**Aim**. Find the lines below that contain the string "年政府工作报告". Copy each one.

[Stored items from a collection]

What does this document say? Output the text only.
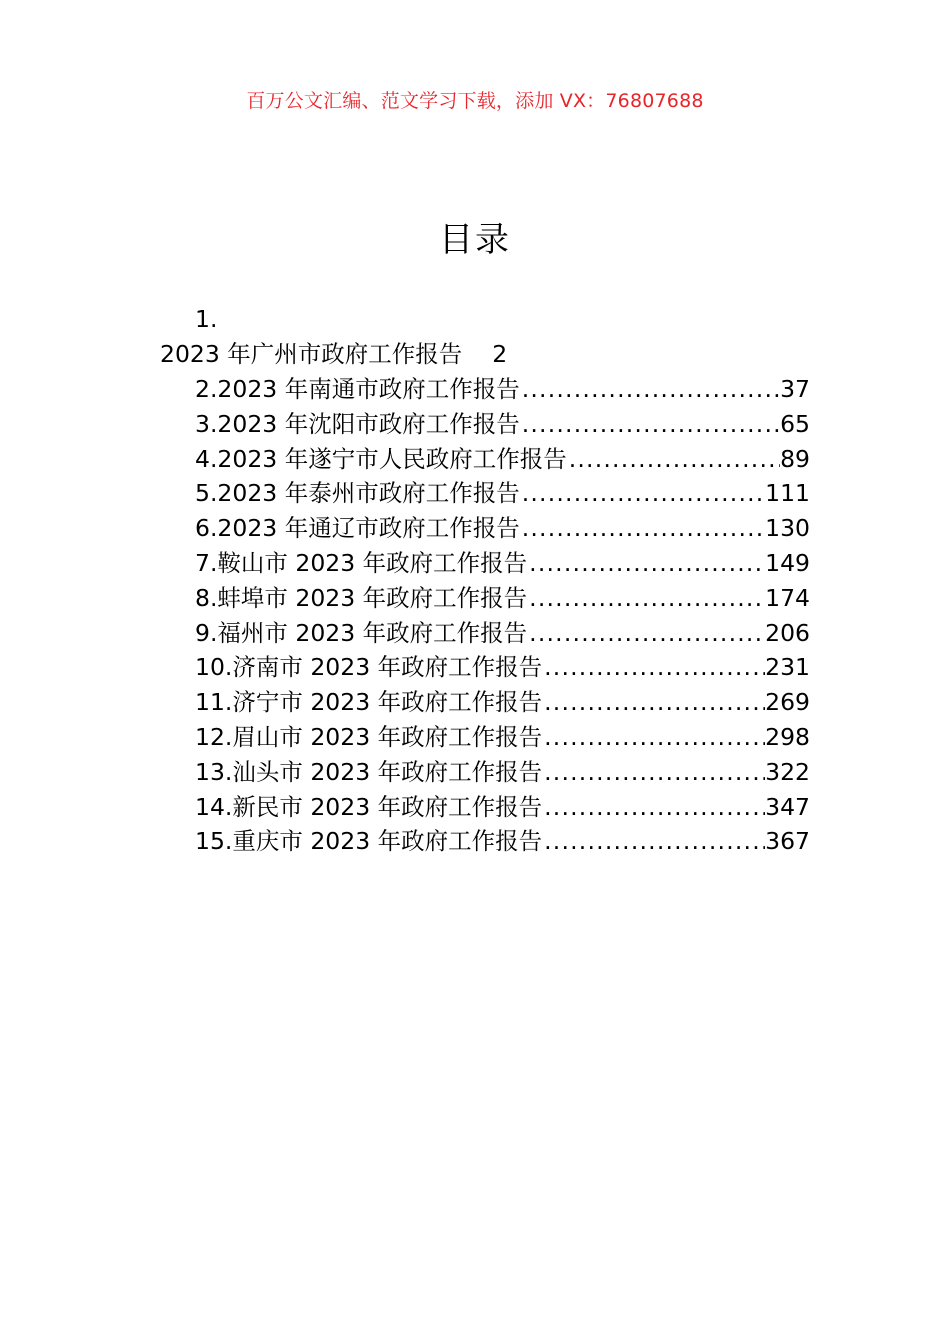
百万公文汇编、范文学习下载，添加 VX：76807688
目录
1.
2023 年广州市政府工作报告 2
2.2023 年南通市政府工作报告 .....	37
3.2023 年沈阳市政府工作报告 .....	65
4.2023 年遂宁市人民政府工作报告 .....	89
5.2023 年泰州市政府工作报告 .....	111
6.2023 年通辽市政府工作报告 .....	130
7.鞍山市 2023 年政府工作报告 .....	149
8.蚌埠市 2023 年政府工作报告 .....	174
9.福州市 2023 年政府工作报告 .....	206
10.济南市 2023 年政府工作报告 .....	231
11.济宁市 2023 年政府工作报告 .....	269
12.眉山市 2023 年政府工作报告 .....	298
13.汕头市 2023 年政府工作报告 .....	322
14.新民市 2023 年政府工作报告 .....	347
15.重庆市 2023 年政府工作报告 .....	367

**Solved problem**.
7.鞍山市 2023 年政府工作报告 .....	149
8.蚌埠市 2023 年政府工作报告 .....	174
9.福州市 2023 年政府工作报告 .....	206
10.济南市 2023 年政府工作报告 .....	231
11.济宁市 2023 年政府工作报告 .....	269
12.眉山市 2023 年政府工作报告 .....	298
13.汕头市 2023 年政府工作报告 .....	322
14.新民市 2023 年政府工作报告 .....	347
15.重庆市 2023 年政府工作报告 .....	367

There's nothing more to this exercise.